* **Given task**: Write out the material exactly, with the pictures left out.

* **Materials provided**:
((
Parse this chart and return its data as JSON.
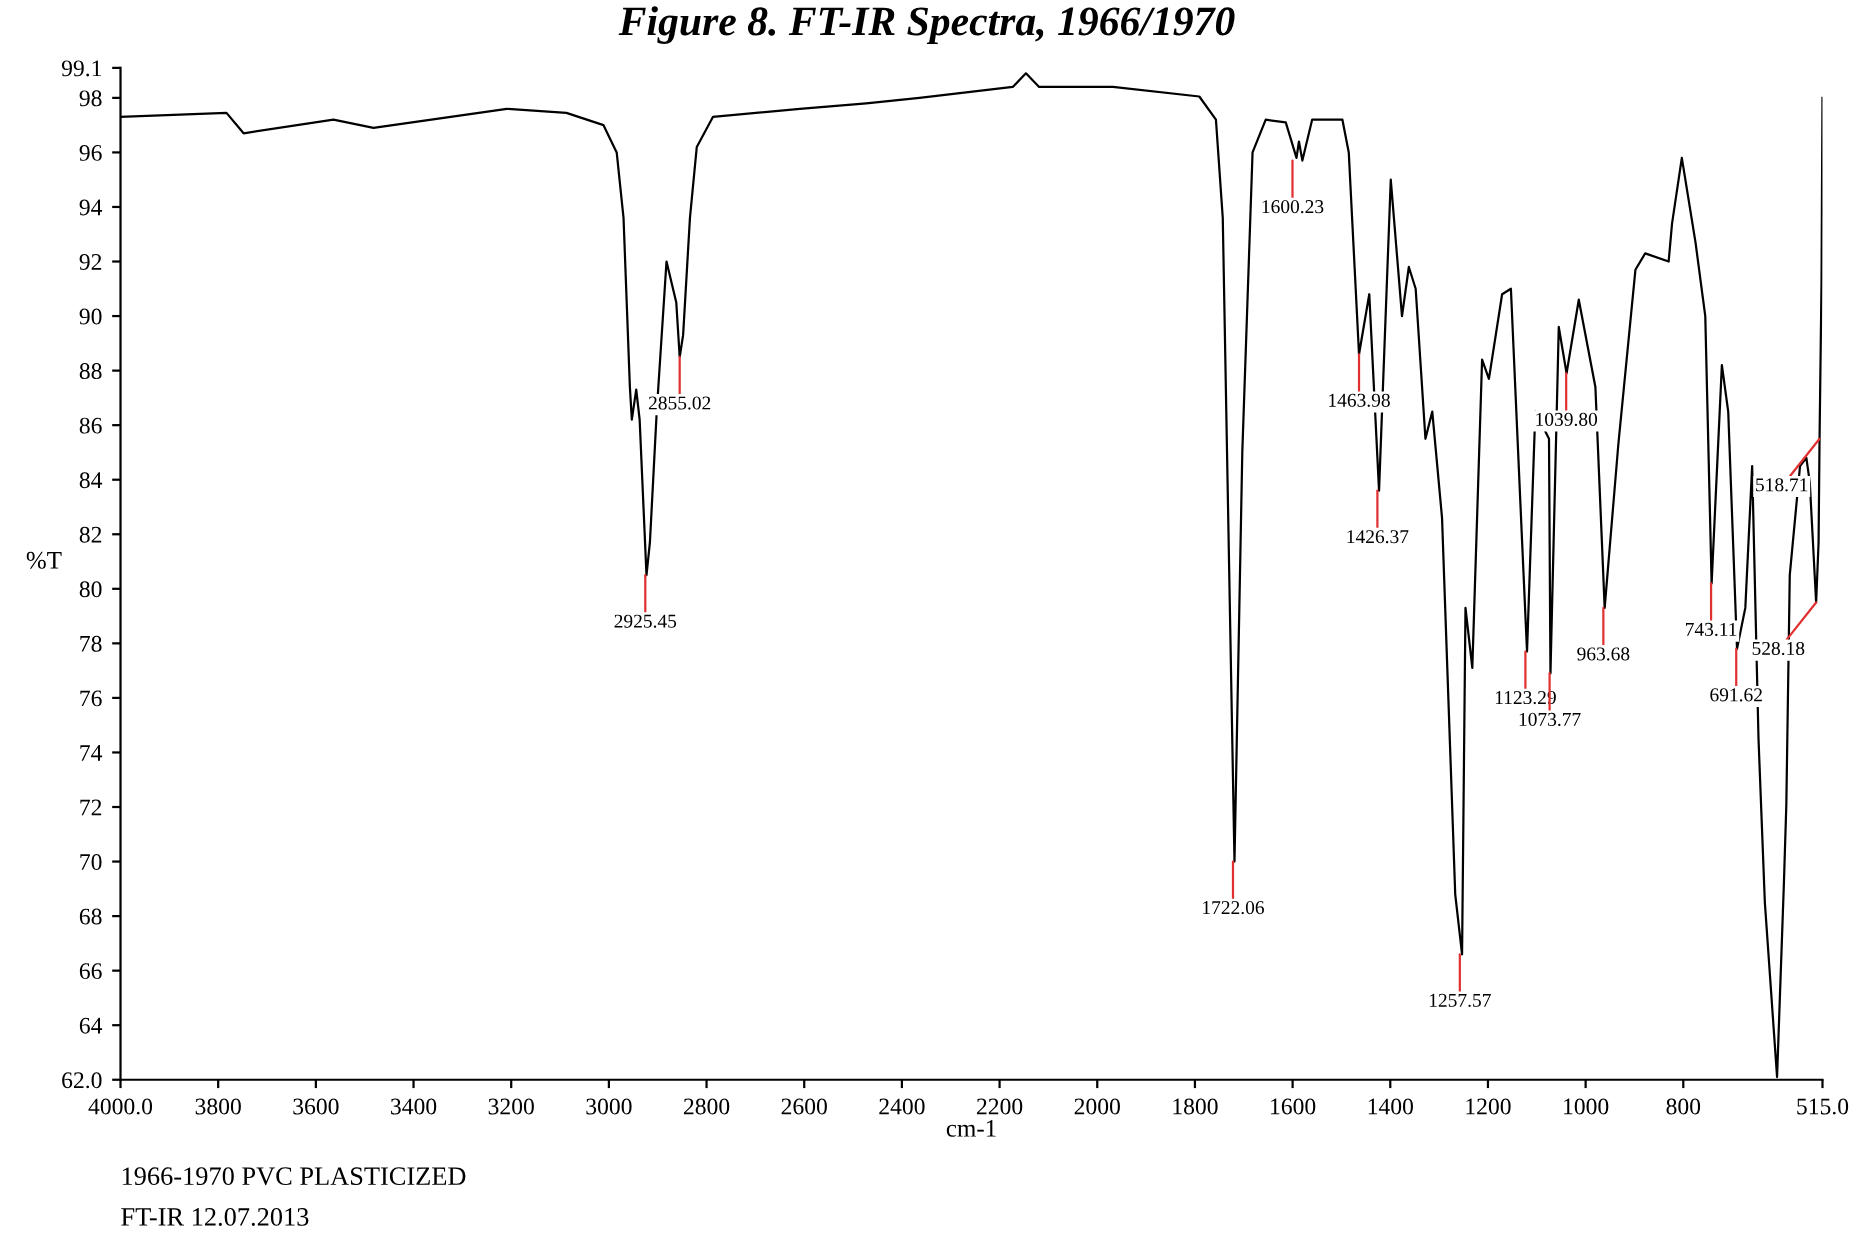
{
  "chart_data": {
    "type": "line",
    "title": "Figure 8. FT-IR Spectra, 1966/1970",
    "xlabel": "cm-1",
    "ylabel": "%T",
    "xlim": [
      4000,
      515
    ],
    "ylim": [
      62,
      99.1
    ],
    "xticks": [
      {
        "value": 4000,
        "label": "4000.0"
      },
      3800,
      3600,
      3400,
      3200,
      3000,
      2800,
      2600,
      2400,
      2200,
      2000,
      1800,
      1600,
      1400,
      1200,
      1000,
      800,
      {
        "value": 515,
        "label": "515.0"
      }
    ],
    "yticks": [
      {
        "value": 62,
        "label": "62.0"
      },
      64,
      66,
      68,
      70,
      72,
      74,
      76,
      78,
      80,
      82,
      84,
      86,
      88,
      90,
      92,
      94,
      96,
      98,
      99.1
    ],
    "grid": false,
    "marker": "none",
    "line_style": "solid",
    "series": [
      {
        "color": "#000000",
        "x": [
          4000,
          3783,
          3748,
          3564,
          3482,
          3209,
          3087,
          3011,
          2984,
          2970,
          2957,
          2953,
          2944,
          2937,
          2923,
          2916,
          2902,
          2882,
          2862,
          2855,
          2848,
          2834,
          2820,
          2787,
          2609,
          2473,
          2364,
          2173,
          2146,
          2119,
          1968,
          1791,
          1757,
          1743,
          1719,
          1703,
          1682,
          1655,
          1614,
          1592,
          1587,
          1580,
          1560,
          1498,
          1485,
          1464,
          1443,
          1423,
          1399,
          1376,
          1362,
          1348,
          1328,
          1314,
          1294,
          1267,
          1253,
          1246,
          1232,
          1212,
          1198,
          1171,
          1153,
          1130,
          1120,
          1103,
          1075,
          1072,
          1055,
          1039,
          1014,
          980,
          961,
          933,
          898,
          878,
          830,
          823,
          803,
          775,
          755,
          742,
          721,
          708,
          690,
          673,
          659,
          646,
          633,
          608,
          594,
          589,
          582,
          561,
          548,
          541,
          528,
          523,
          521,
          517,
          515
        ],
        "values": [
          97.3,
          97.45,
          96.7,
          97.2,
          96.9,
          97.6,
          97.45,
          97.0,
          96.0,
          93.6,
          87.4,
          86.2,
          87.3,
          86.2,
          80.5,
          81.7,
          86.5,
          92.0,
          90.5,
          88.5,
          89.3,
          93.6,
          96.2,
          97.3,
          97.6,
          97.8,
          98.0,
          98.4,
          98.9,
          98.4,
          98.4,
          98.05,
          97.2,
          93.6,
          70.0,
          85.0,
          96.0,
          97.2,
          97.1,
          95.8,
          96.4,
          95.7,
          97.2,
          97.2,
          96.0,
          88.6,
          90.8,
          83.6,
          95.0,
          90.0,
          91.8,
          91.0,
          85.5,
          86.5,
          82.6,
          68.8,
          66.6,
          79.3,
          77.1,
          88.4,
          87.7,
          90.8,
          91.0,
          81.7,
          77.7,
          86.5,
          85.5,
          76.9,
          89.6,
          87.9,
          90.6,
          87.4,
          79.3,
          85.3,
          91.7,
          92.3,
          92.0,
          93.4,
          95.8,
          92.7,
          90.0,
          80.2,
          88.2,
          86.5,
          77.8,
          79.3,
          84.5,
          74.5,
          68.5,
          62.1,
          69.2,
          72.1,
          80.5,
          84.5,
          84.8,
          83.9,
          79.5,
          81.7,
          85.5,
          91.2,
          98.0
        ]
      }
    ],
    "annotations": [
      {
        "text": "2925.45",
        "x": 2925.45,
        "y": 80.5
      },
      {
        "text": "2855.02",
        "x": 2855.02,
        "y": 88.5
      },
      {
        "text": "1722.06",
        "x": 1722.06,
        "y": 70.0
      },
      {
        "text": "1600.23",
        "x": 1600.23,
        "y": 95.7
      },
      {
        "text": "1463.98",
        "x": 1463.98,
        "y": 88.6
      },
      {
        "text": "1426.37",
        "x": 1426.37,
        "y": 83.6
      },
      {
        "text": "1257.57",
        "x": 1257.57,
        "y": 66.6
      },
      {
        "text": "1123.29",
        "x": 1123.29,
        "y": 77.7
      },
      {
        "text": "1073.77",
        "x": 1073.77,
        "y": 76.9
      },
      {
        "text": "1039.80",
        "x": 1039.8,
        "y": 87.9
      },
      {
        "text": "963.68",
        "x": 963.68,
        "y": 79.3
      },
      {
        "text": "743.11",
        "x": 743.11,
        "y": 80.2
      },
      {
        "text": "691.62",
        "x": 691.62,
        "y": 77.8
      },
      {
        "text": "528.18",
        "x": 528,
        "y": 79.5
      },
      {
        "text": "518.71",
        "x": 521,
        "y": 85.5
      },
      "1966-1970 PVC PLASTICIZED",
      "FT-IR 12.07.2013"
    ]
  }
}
))
* **Problem solution**:
Parse this chart and return its data as JSON.
{
  "chart_data": {
    "type": "line",
    "title": "Figure 8. FT-IR Spectra, 1966/1970",
    "xlabel": "cm-1",
    "ylabel": "%T",
    "xlim": [
      4000,
      515
    ],
    "ylim": [
      62,
      99.1
    ],
    "xticks": [
      {
        "value": 4000,
        "label": "4000.0"
      },
      3800,
      3600,
      3400,
      3200,
      3000,
      2800,
      2600,
      2400,
      2200,
      2000,
      1800,
      1600,
      1400,
      1200,
      1000,
      800,
      {
        "value": 515,
        "label": "515.0"
      }
    ],
    "yticks": [
      {
        "value": 62,
        "label": "62.0"
      },
      64,
      66,
      68,
      70,
      72,
      74,
      76,
      78,
      80,
      82,
      84,
      86,
      88,
      90,
      92,
      94,
      96,
      98,
      99.1
    ],
    "grid": false,
    "marker": "none",
    "line_style": "solid",
    "series": [
      {
        "color": "#000000",
        "x": [
          4000,
          3783,
          3748,
          3564,
          3482,
          3209,
          3087,
          3011,
          2984,
          2970,
          2957,
          2953,
          2944,
          2937,
          2923,
          2916,
          2902,
          2882,
          2862,
          2855,
          2848,
          2834,
          2820,
          2787,
          2609,
          2473,
          2364,
          2173,
          2146,
          2119,
          1968,
          1791,
          1757,
          1743,
          1719,
          1703,
          1682,
          1655,
          1614,
          1592,
          1587,
          1580,
          1560,
          1498,
          1485,
          1464,
          1443,
          1423,
          1399,
          1376,
          1362,
          1348,
          1328,
          1314,
          1294,
          1267,
          1253,
          1246,
          1232,
          1212,
          1198,
          1171,
          1153,
          1130,
          1120,
          1103,
          1075,
          1072,
          1055,
          1039,
          1014,
          980,
          961,
          933,
          898,
          878,
          830,
          823,
          803,
          775,
          755,
          742,
          721,
          708,
          690,
          673,
          659,
          646,
          633,
          608,
          594,
          589,
          582,
          561,
          548,
          541,
          528,
          523,
          521,
          517,
          515
        ],
        "values": [
          97.3,
          97.45,
          96.7,
          97.2,
          96.9,
          97.6,
          97.45,
          97.0,
          96.0,
          93.6,
          87.4,
          86.2,
          87.3,
          86.2,
          80.5,
          81.7,
          86.5,
          92.0,
          90.5,
          88.5,
          89.3,
          93.6,
          96.2,
          97.3,
          97.6,
          97.8,
          98.0,
          98.4,
          98.9,
          98.4,
          98.4,
          98.05,
          97.2,
          93.6,
          70.0,
          85.0,
          96.0,
          97.2,
          97.1,
          95.8,
          96.4,
          95.7,
          97.2,
          97.2,
          96.0,
          88.6,
          90.8,
          83.6,
          95.0,
          90.0,
          91.8,
          91.0,
          85.5,
          86.5,
          82.6,
          68.8,
          66.6,
          79.3,
          77.1,
          88.4,
          87.7,
          90.8,
          91.0,
          81.7,
          77.7,
          86.5,
          85.5,
          76.9,
          89.6,
          87.9,
          90.6,
          87.4,
          79.3,
          85.3,
          91.7,
          92.3,
          92.0,
          93.4,
          95.8,
          92.7,
          90.0,
          80.2,
          88.2,
          86.5,
          77.8,
          79.3,
          84.5,
          74.5,
          68.5,
          62.1,
          69.2,
          72.1,
          80.5,
          84.5,
          84.8,
          83.9,
          79.5,
          81.7,
          85.5,
          91.2,
          98.0
        ]
      }
    ],
    "annotations": [
      {
        "text": "2925.45",
        "x": 2925.45,
        "y": 80.5
      },
      {
        "text": "2855.02",
        "x": 2855.02,
        "y": 88.5
      },
      {
        "text": "1722.06",
        "x": 1722.06,
        "y": 70.0
      },
      {
        "text": "1600.23",
        "x": 1600.23,
        "y": 95.7
      },
      {
        "text": "1463.98",
        "x": 1463.98,
        "y": 88.6
      },
      {
        "text": "1426.37",
        "x": 1426.37,
        "y": 83.6
      },
      {
        "text": "1257.57",
        "x": 1257.57,
        "y": 66.6
      },
      {
        "text": "1123.29",
        "x": 1123.29,
        "y": 77.7
      },
      {
        "text": "1073.77",
        "x": 1073.77,
        "y": 76.9
      },
      {
        "text": "1039.80",
        "x": 1039.8,
        "y": 87.9
      },
      {
        "text": "963.68",
        "x": 963.68,
        "y": 79.3
      },
      {
        "text": "743.11",
        "x": 743.11,
        "y": 80.2
      },
      {
        "text": "691.62",
        "x": 691.62,
        "y": 77.8
      },
      {
        "text": "528.18",
        "x": 528,
        "y": 79.5
      },
      {
        "text": "518.71",
        "x": 521,
        "y": 85.5
      },
      "1966-1970 PVC PLASTICIZED",
      "FT-IR 12.07.2013"
    ]
  }
}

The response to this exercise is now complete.